→ **Task to complete**: Copy each line that holds "τιμὴν".

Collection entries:
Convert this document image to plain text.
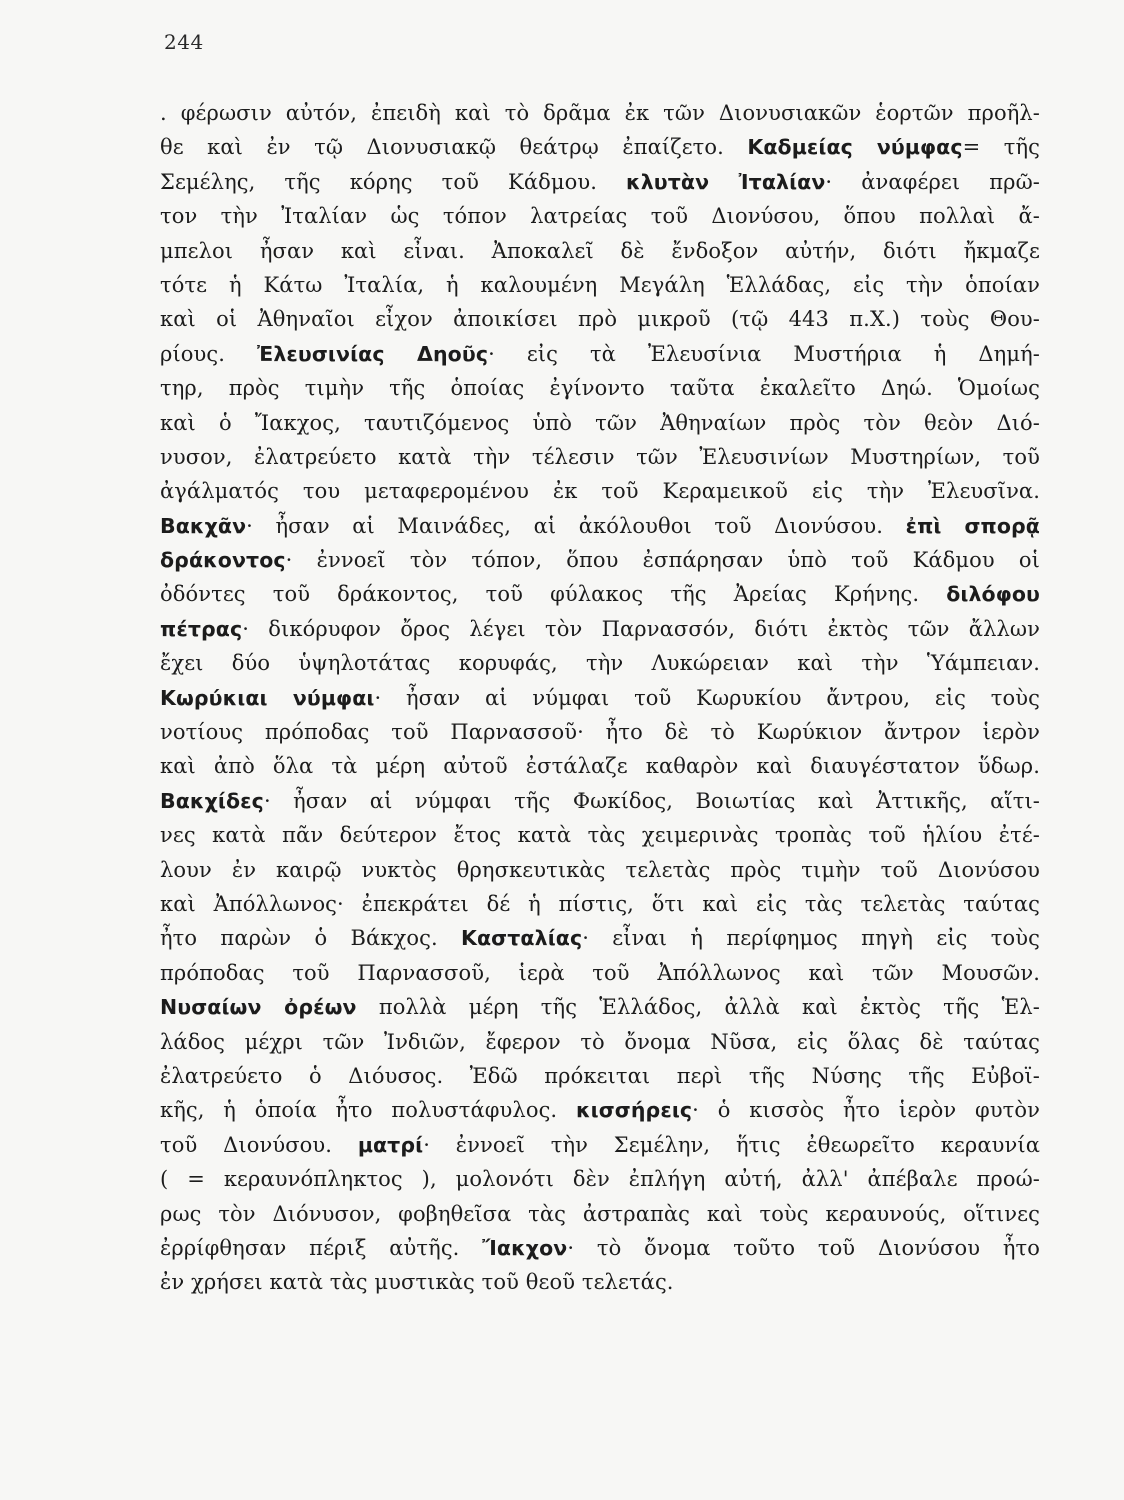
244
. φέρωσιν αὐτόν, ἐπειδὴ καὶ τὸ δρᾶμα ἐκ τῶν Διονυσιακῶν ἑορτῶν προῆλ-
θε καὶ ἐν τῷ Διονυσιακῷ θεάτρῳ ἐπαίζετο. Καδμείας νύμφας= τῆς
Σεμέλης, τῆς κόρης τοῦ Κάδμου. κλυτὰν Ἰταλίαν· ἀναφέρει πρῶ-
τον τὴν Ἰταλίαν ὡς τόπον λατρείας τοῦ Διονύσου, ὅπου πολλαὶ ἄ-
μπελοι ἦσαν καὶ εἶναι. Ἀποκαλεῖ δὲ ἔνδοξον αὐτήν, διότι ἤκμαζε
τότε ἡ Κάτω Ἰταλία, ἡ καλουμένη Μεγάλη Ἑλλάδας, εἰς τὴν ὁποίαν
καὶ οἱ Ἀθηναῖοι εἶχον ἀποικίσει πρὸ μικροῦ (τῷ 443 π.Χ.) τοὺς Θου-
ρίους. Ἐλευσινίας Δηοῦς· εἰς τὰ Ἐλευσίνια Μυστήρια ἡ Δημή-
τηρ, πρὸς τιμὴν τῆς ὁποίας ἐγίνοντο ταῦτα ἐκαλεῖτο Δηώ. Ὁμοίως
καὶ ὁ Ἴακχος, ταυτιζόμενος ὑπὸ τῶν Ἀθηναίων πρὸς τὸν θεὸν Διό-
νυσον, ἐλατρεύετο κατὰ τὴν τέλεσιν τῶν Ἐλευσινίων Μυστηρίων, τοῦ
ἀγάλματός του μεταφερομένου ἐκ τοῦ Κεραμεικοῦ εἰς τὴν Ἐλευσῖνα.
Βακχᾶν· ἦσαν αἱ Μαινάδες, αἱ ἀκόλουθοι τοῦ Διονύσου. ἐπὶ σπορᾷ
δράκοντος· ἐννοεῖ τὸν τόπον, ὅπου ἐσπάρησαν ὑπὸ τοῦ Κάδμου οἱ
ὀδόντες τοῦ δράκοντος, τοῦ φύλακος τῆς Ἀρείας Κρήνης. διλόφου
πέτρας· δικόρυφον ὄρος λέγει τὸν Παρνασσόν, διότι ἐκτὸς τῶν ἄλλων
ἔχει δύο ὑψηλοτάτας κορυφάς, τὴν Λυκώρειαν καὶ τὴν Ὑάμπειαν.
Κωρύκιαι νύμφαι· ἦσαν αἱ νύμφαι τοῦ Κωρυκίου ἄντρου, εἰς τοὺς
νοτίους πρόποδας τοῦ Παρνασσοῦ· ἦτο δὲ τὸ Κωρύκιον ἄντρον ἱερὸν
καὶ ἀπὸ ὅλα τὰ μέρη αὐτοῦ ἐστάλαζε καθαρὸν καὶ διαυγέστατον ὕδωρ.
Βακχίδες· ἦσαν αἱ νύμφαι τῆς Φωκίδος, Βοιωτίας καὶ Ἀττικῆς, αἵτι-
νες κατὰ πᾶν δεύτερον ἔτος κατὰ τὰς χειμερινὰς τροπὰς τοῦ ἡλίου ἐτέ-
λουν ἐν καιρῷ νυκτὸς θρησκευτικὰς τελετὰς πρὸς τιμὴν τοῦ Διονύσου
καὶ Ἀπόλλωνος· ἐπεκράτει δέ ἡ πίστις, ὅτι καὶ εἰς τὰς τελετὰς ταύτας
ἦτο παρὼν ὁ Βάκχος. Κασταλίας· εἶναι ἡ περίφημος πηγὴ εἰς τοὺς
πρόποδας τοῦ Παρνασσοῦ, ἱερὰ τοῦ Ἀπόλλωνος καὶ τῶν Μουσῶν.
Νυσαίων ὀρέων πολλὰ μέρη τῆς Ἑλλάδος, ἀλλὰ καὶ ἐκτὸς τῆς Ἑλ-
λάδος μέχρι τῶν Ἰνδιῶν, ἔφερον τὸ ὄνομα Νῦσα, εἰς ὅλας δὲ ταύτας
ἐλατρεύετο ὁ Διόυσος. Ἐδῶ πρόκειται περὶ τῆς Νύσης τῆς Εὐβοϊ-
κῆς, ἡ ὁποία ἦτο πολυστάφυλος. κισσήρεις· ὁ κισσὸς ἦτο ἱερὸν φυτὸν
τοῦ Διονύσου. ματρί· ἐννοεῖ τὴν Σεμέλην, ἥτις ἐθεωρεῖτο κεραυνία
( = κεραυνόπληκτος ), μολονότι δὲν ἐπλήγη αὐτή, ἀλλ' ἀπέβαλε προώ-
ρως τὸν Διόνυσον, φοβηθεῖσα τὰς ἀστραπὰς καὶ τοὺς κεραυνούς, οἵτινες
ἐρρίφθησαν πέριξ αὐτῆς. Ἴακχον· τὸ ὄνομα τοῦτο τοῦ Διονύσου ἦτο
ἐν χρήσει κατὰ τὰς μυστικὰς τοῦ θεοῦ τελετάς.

---

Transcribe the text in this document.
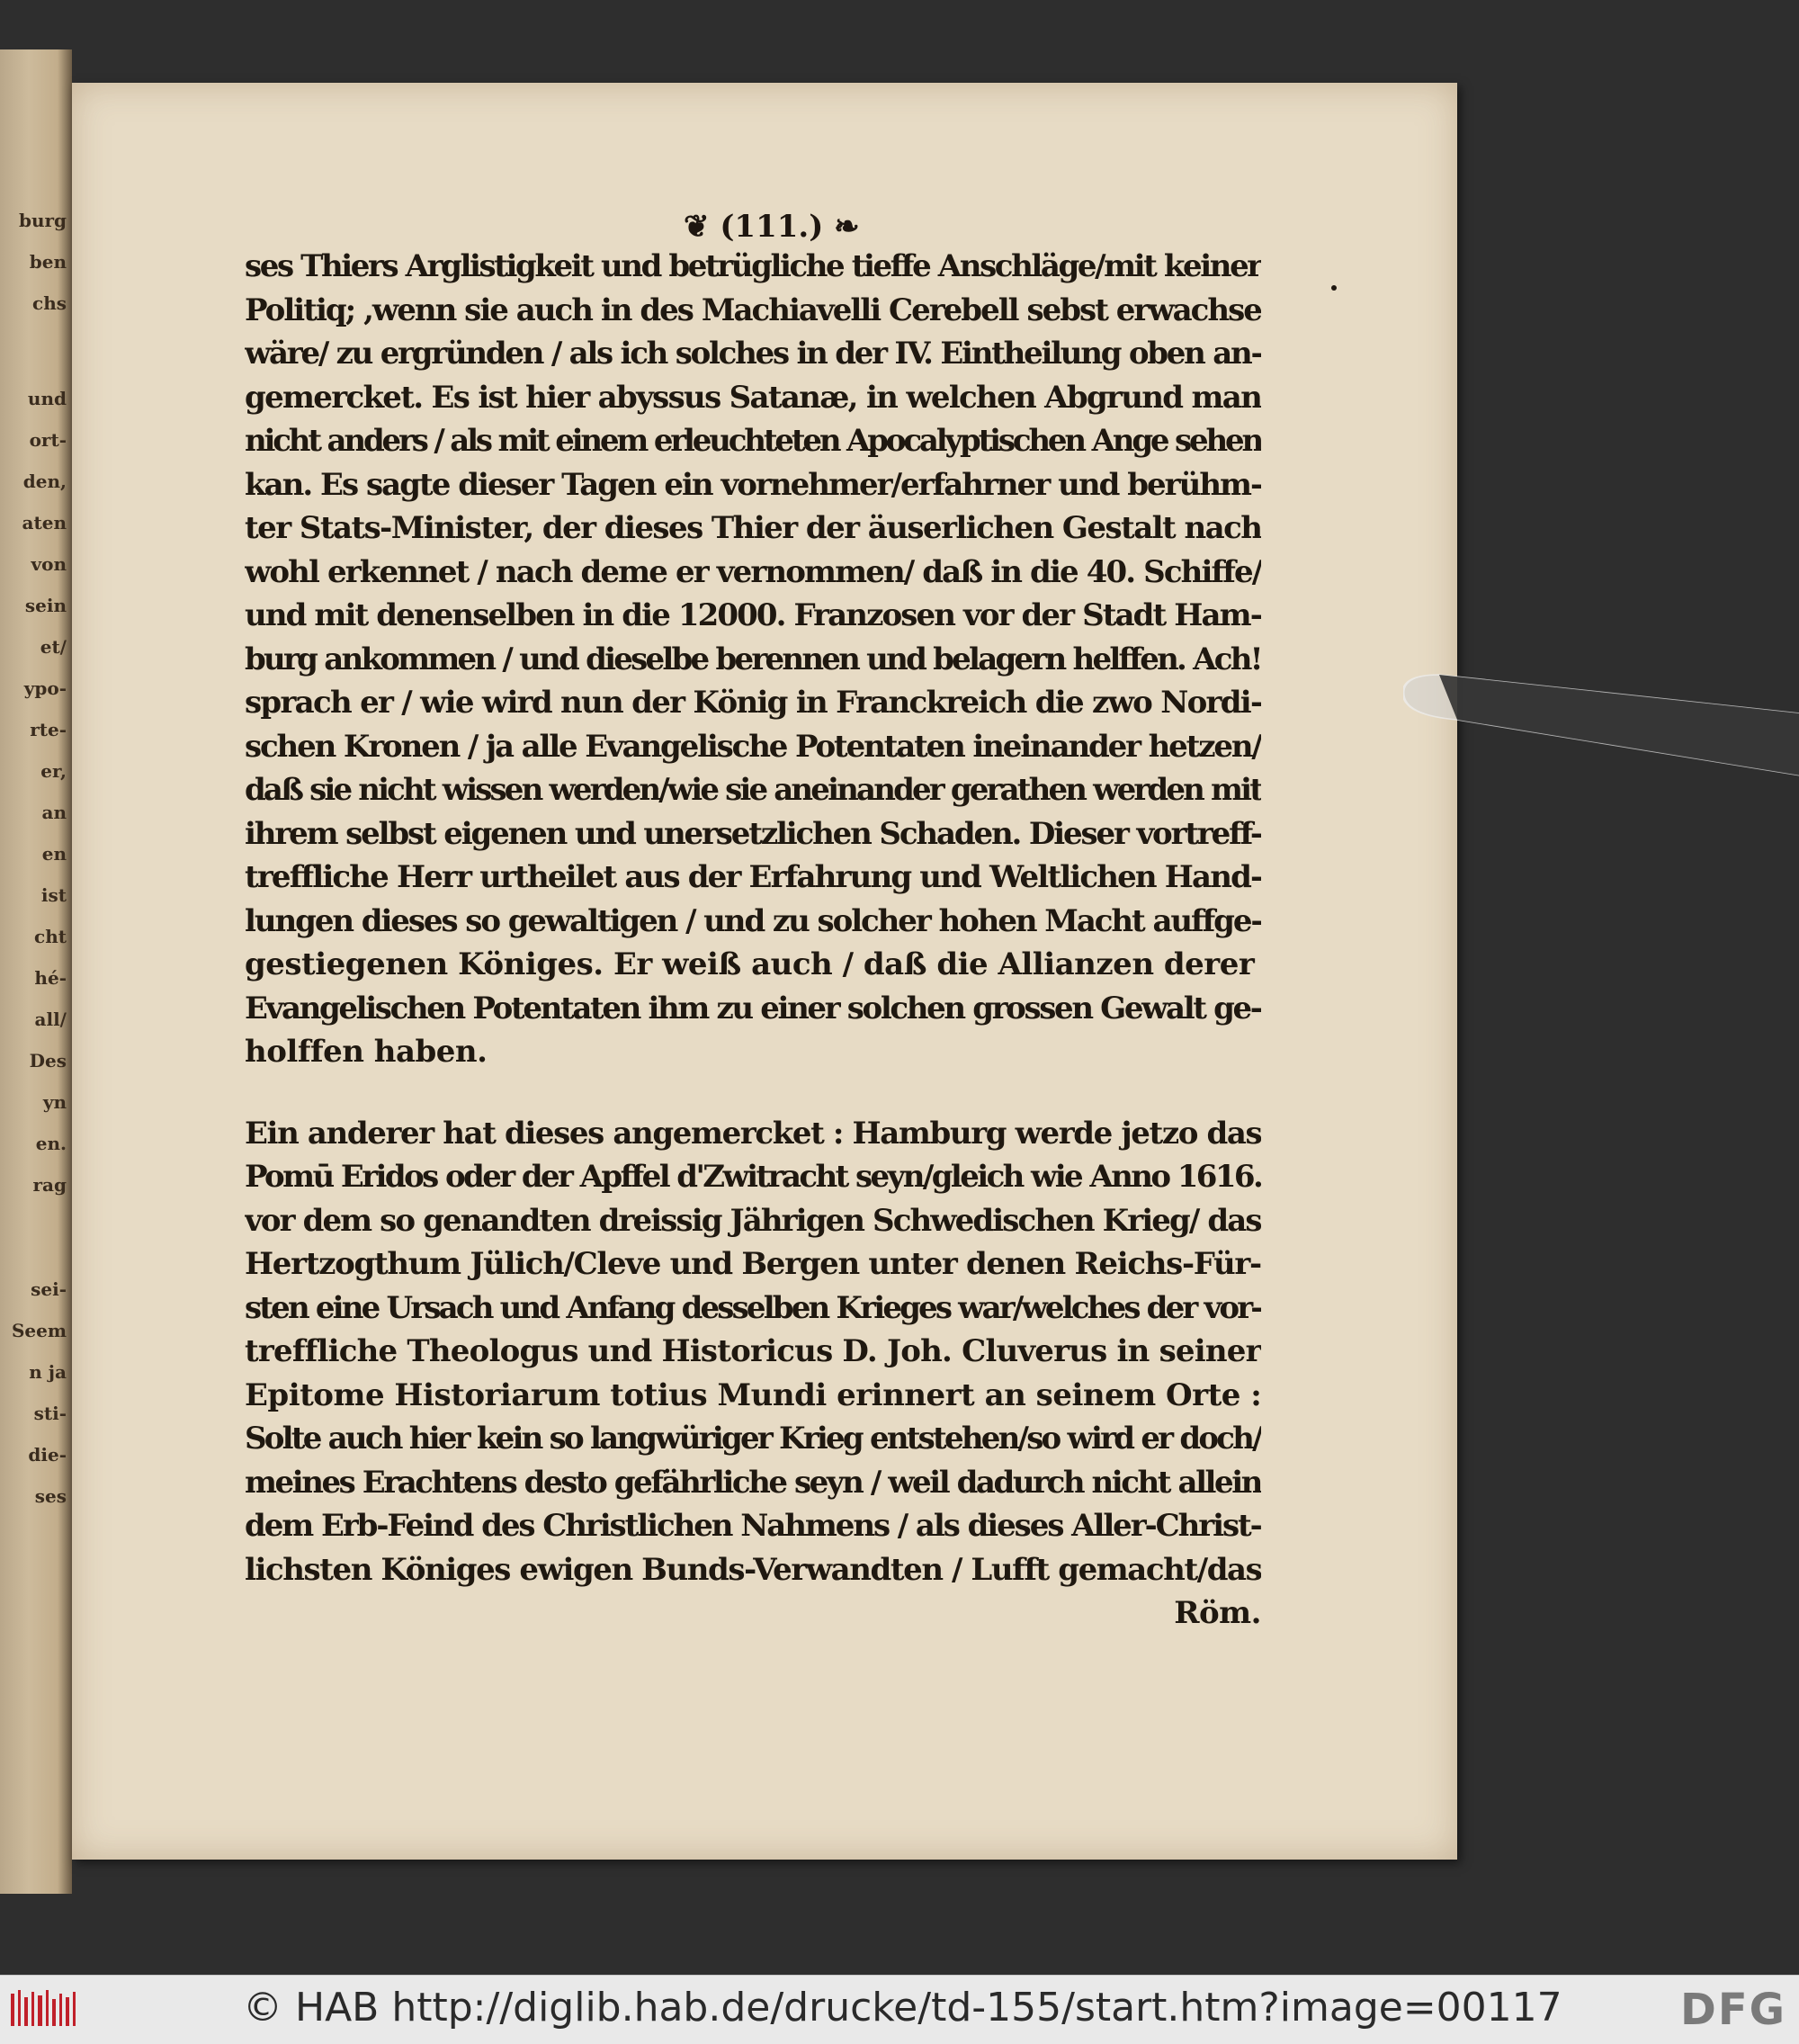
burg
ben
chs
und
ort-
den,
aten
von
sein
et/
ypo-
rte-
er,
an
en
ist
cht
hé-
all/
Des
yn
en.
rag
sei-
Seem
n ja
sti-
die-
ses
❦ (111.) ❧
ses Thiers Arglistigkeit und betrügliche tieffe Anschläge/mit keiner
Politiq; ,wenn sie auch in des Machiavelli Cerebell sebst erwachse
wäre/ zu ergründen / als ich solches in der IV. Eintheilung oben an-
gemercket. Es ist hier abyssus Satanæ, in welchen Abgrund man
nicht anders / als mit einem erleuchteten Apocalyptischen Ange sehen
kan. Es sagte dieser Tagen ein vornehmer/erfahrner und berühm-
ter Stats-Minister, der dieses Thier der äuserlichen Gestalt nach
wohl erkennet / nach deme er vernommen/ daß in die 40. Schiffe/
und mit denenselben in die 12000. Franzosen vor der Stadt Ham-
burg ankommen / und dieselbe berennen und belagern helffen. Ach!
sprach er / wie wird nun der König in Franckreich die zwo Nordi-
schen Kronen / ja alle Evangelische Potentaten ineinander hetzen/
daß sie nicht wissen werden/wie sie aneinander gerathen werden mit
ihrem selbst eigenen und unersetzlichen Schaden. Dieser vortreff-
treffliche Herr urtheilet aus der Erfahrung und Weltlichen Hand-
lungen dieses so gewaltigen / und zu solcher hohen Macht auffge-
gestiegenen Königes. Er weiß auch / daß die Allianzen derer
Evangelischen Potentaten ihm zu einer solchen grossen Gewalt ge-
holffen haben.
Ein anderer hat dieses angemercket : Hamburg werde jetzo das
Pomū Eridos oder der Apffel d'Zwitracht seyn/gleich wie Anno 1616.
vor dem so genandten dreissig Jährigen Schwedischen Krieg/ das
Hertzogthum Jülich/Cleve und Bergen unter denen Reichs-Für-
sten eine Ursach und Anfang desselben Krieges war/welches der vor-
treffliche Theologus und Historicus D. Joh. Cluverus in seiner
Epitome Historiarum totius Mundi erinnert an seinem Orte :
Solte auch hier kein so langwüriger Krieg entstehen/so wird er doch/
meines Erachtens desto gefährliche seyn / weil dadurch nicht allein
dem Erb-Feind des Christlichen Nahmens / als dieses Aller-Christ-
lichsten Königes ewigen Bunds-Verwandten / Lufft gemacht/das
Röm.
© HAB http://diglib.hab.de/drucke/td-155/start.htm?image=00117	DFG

→ **Solution to this task**:
τηρ, πρὸς τιμὴν τῆς ὁποίας ἐγίνοντο ταῦτα ἐκαλεῖτο Δηώ. Ὁμοίως
λουν ἐν καιρῷ νυκτὸς θρησκευτικὰς τελετὰς πρὸς τιμὴν τοῦ Διονύσου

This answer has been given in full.